┏━━
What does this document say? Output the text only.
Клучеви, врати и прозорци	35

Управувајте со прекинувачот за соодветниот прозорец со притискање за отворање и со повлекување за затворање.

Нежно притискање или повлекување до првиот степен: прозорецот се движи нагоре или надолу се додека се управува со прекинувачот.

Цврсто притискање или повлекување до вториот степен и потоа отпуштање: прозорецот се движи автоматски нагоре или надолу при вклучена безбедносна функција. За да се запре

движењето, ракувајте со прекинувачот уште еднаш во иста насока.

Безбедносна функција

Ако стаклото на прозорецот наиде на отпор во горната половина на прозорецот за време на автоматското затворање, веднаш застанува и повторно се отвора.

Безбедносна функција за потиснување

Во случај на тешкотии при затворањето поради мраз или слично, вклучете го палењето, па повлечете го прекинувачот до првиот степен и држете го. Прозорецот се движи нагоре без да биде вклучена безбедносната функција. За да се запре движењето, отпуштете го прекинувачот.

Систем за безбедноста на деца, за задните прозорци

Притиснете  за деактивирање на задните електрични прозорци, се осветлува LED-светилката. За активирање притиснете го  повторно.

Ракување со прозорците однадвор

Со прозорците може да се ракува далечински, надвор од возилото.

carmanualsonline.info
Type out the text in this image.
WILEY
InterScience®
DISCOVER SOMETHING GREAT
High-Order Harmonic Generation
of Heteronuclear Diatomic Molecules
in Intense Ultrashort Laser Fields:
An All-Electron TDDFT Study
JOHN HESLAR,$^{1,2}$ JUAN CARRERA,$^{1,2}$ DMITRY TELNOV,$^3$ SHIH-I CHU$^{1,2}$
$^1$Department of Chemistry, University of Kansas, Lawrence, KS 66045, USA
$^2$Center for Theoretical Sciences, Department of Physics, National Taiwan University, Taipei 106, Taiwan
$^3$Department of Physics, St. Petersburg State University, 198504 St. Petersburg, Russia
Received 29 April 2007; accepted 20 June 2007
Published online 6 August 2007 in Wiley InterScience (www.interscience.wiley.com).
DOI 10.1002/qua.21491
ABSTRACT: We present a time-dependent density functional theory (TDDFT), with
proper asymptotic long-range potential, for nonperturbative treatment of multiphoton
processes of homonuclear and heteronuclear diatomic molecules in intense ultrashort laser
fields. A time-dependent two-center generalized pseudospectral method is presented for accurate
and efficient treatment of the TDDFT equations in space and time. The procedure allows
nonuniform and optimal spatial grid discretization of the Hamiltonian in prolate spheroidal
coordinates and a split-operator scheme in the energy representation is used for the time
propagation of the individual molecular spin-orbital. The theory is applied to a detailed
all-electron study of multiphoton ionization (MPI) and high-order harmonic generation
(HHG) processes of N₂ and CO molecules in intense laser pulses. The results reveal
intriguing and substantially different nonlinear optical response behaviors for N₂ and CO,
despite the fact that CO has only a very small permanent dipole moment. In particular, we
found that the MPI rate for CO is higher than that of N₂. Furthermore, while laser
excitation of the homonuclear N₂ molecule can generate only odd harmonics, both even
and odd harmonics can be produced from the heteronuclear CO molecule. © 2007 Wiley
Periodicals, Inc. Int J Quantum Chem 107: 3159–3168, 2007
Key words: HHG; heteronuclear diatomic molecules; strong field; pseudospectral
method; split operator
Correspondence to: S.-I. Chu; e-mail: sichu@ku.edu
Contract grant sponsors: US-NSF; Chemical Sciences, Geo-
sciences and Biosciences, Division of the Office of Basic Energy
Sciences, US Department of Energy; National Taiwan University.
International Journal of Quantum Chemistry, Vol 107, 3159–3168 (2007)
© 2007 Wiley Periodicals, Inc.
┗━━
_AIM OF THE EXERCISE_
Can you give every line above again, exactly as written?

_SOLUTION FOR THIS EXERCISE_
What does this document say? Output the text only.
Клучеви, врати и прозорци	35

Управувајте со прекинувачот за соодветниот прозорец со притискање за отворање и со повлекување за затворање.

Нежно притискање или повлекување до првиот степен: прозорецот се движи нагоре или надолу се додека се управува со прекинувачот.

Цврсто притискање или повлекување до вториот степен и потоа отпуштање: прозорецот се движи автоматски нагоре или надолу при вклучена безбедносна функција. За да се запре

движењето, ракувајте со прекинувачот уште еднаш во иста насока.

Безбедносна функција

Ако стаклото на прозорецот наиде на отпор во горната половина на прозорецот за време на автоматското затворање, веднаш застанува и повторно се отвора.

Безбедносна функција за потиснување

Во случај на тешкотии при затворањето поради мраз или слично, вклучете го палењето, па повлечете го прекинувачот до првиот степен и држете го. Прозорецот се движи нагоре без да биде вклучена безбедносната функција. За да се запре движењето, отпуштете го прекинувачот.

Систем за безбедноста на деца, за задните прозорци

Притиснете  за деактивирање на задните електрични прозорци, се осветлува LED-светилката. За активирање притиснете го  повторно.

Ракување со прозорците однадвор

Со прозорците може да се ракува далечински, надвор од возилото.

carmanualsonline.info
Type out the text in this image.
WILEY
InterScience®
DISCOVER SOMETHING GREAT
High-Order Harmonic Generation
of Heteronuclear Diatomic Molecules
in Intense Ultrashort Laser Fields:
An All-Electron TDDFT Study
JOHN HESLAR,$^{1,2}$ JUAN CARRERA,$^{1,2}$ DMITRY TELNOV,$^3$ SHIH-I CHU$^{1,2}$
$^1$Department of Chemistry, University of Kansas, Lawrence, KS 66045, USA
$^2$Center for Theoretical Sciences, Department of Physics, National Taiwan University, Taipei 106, Taiwan
$^3$Department of Physics, St. Petersburg State University, 198504 St. Petersburg, Russia
Received 29 April 2007; accepted 20 June 2007
Published online 6 August 2007 in Wiley InterScience (www.interscience.wiley.com).
DOI 10.1002/qua.21491
ABSTRACT: We present a time-dependent density functional theory (TDDFT), with
proper asymptotic long-range potential, for nonperturbative treatment of multiphoton
processes of homonuclear and heteronuclear diatomic molecules in intense ultrashort laser
fields. A time-dependent two-center generalized pseudospectral method is presented for accurate
and efficient treatment of the TDDFT equations in space and time. The procedure allows
nonuniform and optimal spatial grid discretization of the Hamiltonian in prolate spheroidal
coordinates and a split-operator scheme in the energy representation is used for the time
propagation of the individual molecular spin-orbital. The theory is applied to a detailed
all-electron study of multiphoton ionization (MPI) and high-order harmonic generation
(HHG) processes of N₂ and CO molecules in intense laser pulses. The results reveal
intriguing and substantially different nonlinear optical response behaviors for N₂ and CO,
despite the fact that CO has only a very small permanent dipole moment. In particular, we
found that the MPI rate for CO is higher than that of N₂. Furthermore, while laser
excitation of the homonuclear N₂ molecule can generate only odd harmonics, both even
and odd harmonics can be produced from the heteronuclear CO molecule. © 2007 Wiley
Periodicals, Inc. Int J Quantum Chem 107: 3159–3168, 2007
Key words: HHG; heteronuclear diatomic molecules; strong field; pseudospectral
method; split operator
Correspondence to: S.-I. Chu; e-mail: sichu@ku.edu
Contract grant sponsors: US-NSF; Chemical Sciences, Geo-
sciences and Biosciences, Division of the Office of Basic Energy
Sciences, US Department of Energy; National Taiwan University.
International Journal of Quantum Chemistry, Vol 107, 3159–3168 (2007)
© 2007 Wiley Periodicals, Inc.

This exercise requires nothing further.